[Items from a document page collection]

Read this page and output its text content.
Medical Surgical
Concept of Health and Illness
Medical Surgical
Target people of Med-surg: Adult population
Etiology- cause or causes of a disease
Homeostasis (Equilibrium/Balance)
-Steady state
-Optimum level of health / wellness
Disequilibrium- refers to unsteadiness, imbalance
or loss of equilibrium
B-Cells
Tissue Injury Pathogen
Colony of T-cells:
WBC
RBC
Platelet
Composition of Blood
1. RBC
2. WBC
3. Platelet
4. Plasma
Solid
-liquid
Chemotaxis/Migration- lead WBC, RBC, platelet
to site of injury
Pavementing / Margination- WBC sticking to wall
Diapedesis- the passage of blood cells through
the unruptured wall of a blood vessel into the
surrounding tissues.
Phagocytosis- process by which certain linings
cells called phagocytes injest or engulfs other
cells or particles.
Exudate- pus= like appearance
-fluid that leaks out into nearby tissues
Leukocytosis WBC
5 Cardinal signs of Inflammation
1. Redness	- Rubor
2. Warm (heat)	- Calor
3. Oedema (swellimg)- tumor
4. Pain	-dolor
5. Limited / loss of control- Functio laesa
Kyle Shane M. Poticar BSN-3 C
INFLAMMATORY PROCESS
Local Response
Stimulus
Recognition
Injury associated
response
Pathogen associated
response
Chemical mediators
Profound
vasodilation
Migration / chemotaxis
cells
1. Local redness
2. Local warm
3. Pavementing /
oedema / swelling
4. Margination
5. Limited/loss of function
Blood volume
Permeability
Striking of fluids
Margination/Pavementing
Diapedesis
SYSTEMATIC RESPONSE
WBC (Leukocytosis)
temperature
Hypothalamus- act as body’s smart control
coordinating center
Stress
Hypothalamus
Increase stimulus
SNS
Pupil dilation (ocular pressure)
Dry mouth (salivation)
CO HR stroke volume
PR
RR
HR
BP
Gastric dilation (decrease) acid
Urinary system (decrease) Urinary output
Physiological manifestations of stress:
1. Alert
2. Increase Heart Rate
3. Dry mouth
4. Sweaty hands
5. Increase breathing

Exercise details: Every entry shown above should be written out again without a single difference.

Solution to this problem:
Read this page and output its text content.
Medical Surgical
Concept of Health and Illness
Medical Surgical
Target people of Med-surg: Adult population
Etiology- cause or causes of a disease
Homeostasis (Equilibrium/Balance)
-Steady state
-Optimum level of health / wellness
Disequilibrium- refers to unsteadiness, imbalance
or loss of equilibrium
B-Cells
Tissue Injury Pathogen
Colony of T-cells:
WBC
RBC
Platelet
Composition of Blood
1. RBC
2. WBC
3. Platelet
4. Plasma
Solid
-liquid
Chemotaxis/Migration- lead WBC, RBC, platelet
to site of injury
Pavementing / Margination- WBC sticking to wall
Diapedesis- the passage of blood cells through
the unruptured wall of a blood vessel into the
surrounding tissues.
Phagocytosis- process by which certain linings
cells called phagocytes injest or engulfs other
cells or particles.
Exudate- pus= like appearance
-fluid that leaks out into nearby tissues
Leukocytosis WBC
5 Cardinal signs of Inflammation
1. Redness	- Rubor
2. Warm (heat)	- Calor
3. Oedema (swellimg)- tumor
4. Pain	-dolor
5. Limited / loss of control- Functio laesa
Kyle Shane M. Poticar BSN-3 C
INFLAMMATORY PROCESS
Local Response
Stimulus
Recognition
Injury associated
response
Pathogen associated
response
Chemical mediators
Profound
vasodilation
Migration / chemotaxis
cells
1. Local redness
2. Local warm
3. Pavementing /
oedema / swelling
4. Margination
5. Limited/loss of function
Blood volume
Permeability
Striking of fluids
Margination/Pavementing
Diapedesis
SYSTEMATIC RESPONSE
WBC (Leukocytosis)
temperature
Hypothalamus- act as body’s smart control
coordinating center
Stress
Hypothalamus
Increase stimulus
SNS
Pupil dilation (ocular pressure)
Dry mouth (salivation)
CO HR stroke volume
PR
RR
HR
BP
Gastric dilation (decrease) acid
Urinary system (decrease) Urinary output
Physiological manifestations of stress:
1. Alert
2. Increase Heart Rate
3. Dry mouth
4. Sweaty hands
5. Increase breathing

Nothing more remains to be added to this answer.